• _Given instruction_
Scan the material below for lines with the word "cost" and report how many there are, with nothing added.

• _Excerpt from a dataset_
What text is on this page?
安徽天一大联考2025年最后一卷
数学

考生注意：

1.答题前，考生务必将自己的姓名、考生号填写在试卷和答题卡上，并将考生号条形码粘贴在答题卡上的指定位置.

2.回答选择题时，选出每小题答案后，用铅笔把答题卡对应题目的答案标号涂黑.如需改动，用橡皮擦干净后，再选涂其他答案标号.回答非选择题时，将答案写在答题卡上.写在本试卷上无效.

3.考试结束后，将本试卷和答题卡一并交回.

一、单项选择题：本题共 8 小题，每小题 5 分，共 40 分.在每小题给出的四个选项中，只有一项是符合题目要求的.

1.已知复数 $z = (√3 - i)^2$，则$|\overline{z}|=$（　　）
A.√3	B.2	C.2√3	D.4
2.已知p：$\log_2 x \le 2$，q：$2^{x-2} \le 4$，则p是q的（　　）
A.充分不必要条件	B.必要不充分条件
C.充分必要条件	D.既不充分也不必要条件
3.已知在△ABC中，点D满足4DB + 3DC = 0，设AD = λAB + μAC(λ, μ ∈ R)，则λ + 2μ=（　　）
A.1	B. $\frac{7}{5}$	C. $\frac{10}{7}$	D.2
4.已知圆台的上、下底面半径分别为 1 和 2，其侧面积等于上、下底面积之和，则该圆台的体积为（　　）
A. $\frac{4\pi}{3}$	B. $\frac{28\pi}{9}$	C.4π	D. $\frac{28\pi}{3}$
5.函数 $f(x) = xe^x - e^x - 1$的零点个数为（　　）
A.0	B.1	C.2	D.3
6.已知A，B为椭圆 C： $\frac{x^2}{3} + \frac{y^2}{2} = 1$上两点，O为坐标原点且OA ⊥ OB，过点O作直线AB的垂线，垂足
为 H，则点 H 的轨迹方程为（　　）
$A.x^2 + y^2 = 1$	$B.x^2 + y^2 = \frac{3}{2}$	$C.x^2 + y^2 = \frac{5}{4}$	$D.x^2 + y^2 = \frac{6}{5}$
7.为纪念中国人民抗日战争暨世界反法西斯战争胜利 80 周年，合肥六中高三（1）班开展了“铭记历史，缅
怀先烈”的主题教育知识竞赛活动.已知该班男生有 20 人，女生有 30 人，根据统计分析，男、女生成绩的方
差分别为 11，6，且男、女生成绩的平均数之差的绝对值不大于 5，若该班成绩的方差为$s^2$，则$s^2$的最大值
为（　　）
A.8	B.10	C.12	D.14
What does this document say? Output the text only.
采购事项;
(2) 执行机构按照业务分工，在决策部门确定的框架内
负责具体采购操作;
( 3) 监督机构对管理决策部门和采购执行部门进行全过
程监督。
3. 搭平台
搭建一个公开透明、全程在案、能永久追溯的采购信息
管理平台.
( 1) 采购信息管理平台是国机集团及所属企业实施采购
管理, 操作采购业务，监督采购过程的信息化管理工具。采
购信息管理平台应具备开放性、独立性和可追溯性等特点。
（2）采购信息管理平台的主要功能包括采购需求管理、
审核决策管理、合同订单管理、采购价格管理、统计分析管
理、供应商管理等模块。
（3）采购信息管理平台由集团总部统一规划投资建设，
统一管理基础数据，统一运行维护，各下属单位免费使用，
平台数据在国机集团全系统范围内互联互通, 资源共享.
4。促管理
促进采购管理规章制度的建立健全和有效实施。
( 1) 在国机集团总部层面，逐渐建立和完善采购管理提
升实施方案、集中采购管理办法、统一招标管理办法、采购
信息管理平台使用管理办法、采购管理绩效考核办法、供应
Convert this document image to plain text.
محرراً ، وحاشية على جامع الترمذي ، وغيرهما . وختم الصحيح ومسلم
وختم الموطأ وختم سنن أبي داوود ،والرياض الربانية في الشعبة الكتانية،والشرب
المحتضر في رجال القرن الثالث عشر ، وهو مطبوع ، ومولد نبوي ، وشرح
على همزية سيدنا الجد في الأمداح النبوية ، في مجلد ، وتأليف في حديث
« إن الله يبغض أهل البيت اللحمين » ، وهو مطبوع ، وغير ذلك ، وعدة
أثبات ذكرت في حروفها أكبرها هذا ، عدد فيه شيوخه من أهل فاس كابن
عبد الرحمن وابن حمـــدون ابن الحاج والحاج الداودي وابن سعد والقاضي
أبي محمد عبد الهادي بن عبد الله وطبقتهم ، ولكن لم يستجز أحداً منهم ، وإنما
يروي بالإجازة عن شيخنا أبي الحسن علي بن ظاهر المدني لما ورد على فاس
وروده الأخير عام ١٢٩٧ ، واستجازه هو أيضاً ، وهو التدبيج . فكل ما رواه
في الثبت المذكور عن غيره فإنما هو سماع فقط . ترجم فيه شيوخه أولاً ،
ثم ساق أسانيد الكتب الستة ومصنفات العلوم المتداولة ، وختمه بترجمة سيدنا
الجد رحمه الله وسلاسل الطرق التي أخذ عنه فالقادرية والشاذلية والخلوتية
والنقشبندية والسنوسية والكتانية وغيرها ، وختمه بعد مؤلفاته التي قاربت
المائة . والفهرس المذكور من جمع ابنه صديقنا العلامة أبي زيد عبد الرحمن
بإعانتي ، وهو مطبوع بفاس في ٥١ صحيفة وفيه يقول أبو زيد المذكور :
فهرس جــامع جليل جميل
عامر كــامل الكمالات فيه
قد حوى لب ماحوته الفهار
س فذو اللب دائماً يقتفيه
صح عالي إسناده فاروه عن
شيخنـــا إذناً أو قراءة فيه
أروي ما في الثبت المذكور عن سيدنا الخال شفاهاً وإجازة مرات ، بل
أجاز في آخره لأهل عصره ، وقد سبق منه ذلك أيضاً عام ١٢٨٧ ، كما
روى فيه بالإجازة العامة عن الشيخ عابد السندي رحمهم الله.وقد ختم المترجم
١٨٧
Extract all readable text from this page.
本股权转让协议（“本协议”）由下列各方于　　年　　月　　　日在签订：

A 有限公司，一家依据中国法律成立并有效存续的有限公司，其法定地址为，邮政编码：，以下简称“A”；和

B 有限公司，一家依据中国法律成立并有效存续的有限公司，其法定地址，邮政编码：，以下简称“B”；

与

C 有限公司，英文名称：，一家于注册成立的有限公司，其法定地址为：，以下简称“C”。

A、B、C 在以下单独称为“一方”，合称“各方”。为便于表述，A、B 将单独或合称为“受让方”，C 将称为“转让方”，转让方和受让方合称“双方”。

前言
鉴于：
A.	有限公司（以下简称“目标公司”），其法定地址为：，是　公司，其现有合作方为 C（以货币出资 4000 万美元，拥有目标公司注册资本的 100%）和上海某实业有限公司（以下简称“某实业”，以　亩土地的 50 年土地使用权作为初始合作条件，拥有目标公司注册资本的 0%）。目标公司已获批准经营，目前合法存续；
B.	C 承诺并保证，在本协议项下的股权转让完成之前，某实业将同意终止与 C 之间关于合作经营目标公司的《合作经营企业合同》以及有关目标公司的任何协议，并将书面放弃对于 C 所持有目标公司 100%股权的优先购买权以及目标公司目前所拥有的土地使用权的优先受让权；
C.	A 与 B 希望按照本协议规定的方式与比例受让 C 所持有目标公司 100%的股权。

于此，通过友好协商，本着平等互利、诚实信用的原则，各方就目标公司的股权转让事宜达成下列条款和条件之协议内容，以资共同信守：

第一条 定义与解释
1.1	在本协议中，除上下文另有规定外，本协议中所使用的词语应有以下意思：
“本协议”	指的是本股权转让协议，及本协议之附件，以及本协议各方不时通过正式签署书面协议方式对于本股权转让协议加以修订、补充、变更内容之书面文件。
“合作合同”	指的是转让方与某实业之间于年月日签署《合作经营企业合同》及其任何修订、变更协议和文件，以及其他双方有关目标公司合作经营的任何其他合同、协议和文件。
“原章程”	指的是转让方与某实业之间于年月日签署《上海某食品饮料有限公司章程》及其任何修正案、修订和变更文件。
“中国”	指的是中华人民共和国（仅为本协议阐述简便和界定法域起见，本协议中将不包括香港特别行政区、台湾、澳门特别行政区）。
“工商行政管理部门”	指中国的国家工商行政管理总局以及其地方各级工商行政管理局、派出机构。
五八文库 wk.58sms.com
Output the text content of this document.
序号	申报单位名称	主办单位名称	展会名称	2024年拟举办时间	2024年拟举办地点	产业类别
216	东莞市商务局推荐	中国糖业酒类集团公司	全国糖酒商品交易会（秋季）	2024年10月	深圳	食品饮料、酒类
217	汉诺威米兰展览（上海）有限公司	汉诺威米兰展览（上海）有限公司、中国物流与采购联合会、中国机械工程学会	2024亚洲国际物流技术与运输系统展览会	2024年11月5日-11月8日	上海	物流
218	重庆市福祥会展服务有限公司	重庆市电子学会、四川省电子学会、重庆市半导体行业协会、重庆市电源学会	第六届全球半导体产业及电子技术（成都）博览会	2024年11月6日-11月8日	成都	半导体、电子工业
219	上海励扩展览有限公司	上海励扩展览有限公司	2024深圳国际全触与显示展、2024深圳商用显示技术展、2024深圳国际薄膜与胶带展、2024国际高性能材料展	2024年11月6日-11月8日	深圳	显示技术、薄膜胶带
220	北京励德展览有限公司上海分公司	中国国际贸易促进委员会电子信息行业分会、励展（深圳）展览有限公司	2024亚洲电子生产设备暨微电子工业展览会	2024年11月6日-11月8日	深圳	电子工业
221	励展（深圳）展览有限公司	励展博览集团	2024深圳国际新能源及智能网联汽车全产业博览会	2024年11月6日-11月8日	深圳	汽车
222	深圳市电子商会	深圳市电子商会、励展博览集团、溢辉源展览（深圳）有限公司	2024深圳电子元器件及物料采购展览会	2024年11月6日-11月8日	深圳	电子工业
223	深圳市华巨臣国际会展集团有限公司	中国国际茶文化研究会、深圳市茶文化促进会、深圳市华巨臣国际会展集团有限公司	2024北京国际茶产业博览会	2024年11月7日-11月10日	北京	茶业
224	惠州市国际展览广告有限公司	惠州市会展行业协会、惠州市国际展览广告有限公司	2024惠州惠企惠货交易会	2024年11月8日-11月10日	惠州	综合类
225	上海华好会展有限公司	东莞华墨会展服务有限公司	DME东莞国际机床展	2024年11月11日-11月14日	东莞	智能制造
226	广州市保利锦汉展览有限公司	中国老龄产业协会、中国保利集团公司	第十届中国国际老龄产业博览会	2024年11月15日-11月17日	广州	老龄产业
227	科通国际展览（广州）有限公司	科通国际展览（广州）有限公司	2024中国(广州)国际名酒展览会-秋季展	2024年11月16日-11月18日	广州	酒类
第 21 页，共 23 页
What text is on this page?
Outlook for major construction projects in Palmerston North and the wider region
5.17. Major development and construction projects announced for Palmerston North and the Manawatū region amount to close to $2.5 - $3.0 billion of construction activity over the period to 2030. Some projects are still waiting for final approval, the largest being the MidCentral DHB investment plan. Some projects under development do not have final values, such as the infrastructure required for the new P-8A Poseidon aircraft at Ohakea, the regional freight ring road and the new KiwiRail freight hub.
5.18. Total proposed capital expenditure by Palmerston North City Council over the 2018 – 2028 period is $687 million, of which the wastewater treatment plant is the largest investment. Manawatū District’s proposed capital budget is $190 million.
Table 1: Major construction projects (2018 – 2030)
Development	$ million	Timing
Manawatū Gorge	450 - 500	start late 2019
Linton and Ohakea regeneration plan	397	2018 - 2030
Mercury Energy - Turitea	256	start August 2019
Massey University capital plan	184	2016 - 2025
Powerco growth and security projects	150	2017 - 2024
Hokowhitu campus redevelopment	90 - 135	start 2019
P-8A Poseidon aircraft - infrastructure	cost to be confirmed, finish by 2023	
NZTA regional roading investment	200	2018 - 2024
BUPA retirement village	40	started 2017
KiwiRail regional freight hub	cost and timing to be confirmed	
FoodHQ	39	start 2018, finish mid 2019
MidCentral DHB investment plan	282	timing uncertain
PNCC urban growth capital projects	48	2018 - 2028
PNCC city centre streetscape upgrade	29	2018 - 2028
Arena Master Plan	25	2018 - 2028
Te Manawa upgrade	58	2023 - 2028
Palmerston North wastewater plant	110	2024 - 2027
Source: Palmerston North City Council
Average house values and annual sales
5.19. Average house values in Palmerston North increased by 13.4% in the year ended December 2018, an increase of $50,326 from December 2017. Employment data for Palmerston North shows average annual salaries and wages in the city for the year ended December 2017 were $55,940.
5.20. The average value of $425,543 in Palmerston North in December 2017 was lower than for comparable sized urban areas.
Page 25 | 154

• _Response to the exercise_
2